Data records

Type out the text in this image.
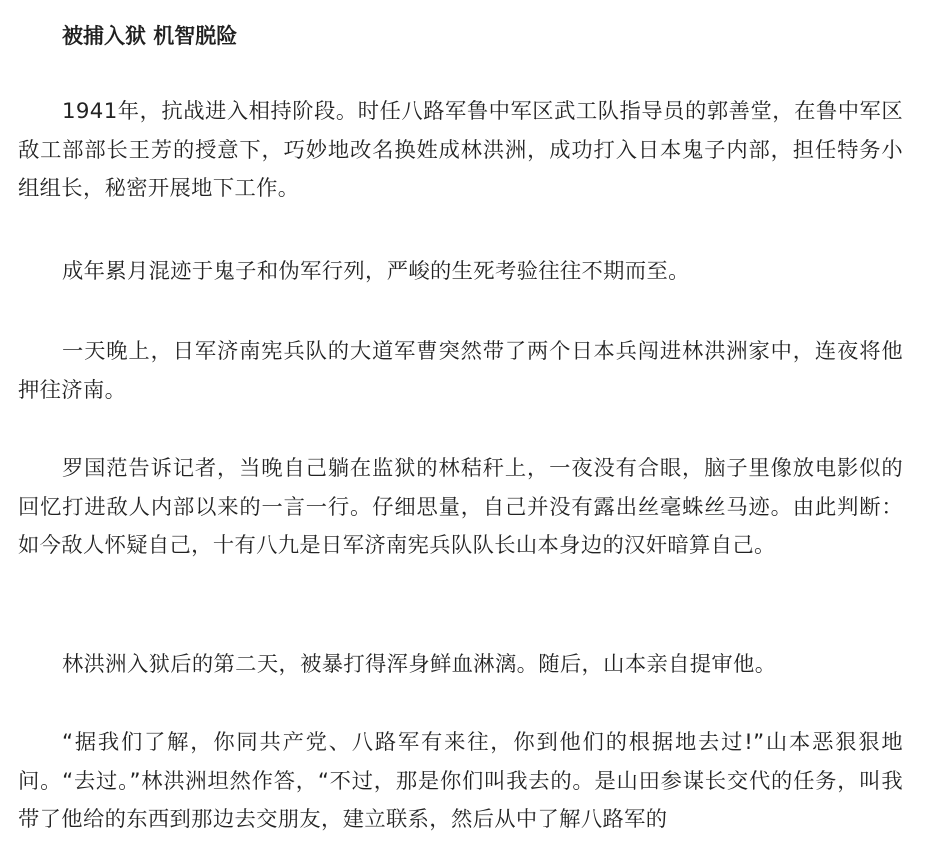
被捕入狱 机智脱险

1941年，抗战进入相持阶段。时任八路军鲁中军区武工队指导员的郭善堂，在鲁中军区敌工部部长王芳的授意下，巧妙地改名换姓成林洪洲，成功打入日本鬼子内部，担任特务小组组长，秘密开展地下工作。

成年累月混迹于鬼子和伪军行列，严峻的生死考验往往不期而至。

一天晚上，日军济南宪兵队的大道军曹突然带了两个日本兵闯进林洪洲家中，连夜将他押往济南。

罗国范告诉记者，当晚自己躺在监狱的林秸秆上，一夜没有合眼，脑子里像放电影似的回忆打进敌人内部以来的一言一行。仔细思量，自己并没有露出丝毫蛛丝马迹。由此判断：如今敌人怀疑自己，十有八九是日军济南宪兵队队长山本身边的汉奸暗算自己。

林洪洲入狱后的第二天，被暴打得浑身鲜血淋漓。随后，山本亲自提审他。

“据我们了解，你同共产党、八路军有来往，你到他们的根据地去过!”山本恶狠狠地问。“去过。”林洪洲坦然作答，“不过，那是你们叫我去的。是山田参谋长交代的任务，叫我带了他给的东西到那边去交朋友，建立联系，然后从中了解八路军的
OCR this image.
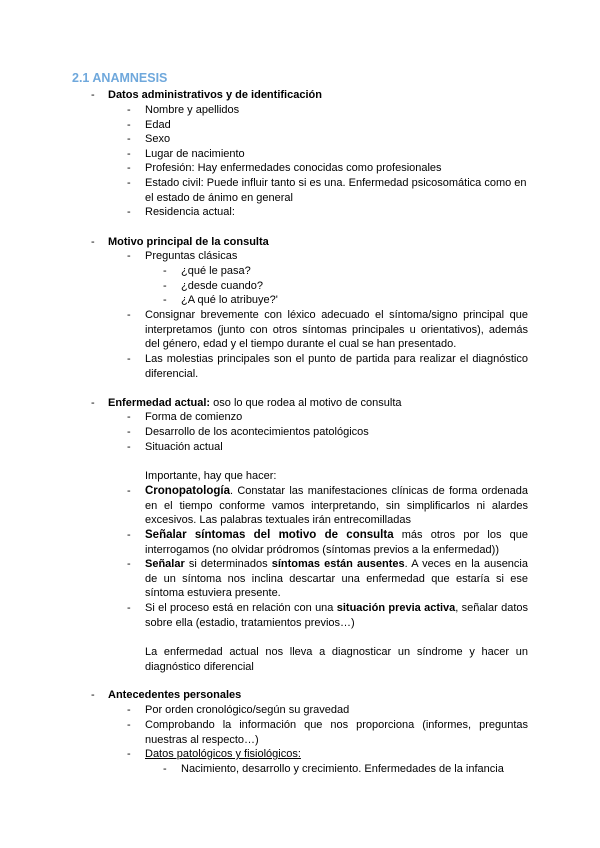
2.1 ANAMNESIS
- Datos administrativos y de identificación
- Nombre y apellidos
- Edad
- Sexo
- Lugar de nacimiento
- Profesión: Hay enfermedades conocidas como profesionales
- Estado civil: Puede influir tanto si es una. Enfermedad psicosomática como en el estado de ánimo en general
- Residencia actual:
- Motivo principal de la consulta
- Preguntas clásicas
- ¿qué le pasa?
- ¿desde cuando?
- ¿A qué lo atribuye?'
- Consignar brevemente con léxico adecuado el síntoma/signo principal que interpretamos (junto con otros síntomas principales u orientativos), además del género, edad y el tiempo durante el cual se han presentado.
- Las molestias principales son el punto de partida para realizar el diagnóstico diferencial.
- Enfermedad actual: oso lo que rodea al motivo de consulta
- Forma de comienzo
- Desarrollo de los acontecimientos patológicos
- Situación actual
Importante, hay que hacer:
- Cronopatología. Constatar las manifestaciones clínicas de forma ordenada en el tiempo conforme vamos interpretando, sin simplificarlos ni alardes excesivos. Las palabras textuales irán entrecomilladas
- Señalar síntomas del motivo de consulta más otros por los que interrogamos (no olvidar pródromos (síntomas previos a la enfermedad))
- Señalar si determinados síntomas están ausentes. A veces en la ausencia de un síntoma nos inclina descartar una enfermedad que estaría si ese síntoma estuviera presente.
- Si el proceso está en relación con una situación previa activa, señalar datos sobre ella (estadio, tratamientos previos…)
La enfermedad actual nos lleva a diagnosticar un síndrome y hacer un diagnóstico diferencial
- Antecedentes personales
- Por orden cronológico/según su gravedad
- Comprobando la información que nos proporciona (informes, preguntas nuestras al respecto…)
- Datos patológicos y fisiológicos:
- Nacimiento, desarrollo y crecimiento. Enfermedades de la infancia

Problem requirements →
State the count of lines with the word "previos" in them, and write nothing else.

Response to the task →
2